### REQUIRED TASK
Comb through the entries for "cluster" and pull out each line that holds it.
>> BEGIN STORED DATA
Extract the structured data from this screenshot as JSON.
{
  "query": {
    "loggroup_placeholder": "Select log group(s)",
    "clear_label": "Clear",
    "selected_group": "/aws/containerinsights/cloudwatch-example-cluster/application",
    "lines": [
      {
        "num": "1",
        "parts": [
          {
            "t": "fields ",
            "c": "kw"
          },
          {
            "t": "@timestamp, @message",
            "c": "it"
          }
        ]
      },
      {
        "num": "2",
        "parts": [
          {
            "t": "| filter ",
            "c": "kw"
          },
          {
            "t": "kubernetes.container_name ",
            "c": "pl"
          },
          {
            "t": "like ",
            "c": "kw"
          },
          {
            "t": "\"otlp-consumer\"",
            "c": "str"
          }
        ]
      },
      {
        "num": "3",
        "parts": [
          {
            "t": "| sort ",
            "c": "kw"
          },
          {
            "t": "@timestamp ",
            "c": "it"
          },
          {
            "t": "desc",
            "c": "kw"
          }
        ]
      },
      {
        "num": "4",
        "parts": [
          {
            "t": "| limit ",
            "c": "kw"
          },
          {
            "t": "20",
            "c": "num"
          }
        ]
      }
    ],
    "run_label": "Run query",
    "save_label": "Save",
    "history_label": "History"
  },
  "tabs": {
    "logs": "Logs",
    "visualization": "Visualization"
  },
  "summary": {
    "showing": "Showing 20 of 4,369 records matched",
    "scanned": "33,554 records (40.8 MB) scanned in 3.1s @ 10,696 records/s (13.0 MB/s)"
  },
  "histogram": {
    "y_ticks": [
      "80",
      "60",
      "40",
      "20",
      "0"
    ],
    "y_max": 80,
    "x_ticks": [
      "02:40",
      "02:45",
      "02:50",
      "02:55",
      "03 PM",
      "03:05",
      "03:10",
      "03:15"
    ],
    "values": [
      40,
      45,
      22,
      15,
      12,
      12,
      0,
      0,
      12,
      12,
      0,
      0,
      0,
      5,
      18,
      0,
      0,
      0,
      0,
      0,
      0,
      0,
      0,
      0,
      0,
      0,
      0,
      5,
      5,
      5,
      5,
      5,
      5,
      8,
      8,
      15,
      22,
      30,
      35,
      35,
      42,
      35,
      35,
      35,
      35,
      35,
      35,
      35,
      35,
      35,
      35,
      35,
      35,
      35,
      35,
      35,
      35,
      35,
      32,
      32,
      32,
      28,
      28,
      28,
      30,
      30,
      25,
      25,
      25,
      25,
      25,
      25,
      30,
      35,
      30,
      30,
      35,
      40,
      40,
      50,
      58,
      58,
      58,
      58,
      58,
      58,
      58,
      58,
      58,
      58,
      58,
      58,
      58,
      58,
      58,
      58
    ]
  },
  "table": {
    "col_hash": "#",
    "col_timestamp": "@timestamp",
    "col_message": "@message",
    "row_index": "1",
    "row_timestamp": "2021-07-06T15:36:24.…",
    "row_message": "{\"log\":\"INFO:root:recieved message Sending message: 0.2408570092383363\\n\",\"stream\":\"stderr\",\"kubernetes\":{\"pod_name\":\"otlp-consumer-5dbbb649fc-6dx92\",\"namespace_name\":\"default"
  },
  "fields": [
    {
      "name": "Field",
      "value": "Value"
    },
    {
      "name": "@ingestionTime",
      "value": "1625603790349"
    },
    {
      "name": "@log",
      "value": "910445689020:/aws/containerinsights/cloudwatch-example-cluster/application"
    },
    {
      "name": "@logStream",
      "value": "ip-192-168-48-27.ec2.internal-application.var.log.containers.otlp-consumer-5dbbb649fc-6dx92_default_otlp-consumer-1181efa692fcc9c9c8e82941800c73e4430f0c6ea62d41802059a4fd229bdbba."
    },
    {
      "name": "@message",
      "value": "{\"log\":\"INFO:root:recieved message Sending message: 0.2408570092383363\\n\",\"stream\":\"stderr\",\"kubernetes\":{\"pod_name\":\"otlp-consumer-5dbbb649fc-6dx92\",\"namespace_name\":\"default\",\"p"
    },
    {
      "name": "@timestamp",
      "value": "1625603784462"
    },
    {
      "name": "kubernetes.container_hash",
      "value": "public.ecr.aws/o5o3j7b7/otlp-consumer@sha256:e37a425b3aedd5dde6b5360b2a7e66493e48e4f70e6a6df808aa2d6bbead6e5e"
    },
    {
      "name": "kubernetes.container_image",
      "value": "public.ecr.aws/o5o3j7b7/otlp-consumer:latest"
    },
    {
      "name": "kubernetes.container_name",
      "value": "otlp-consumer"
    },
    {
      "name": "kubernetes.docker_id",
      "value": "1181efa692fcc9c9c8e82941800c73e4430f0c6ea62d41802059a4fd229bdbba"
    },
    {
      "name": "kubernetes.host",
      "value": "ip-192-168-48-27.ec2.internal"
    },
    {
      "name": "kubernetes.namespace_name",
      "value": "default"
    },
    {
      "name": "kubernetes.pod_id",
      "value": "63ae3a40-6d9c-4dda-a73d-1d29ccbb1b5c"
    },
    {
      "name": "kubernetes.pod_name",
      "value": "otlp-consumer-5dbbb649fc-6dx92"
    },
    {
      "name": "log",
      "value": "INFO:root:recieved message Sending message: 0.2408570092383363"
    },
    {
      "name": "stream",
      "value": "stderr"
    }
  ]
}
>> END STORED DATA
### THE REPLY
    "selected_group": "/aws/containerinsights/cloudwatch-example-cluster/application",
      "value": "910445689020:/aws/containerinsights/cloudwatch-example-cluster/application"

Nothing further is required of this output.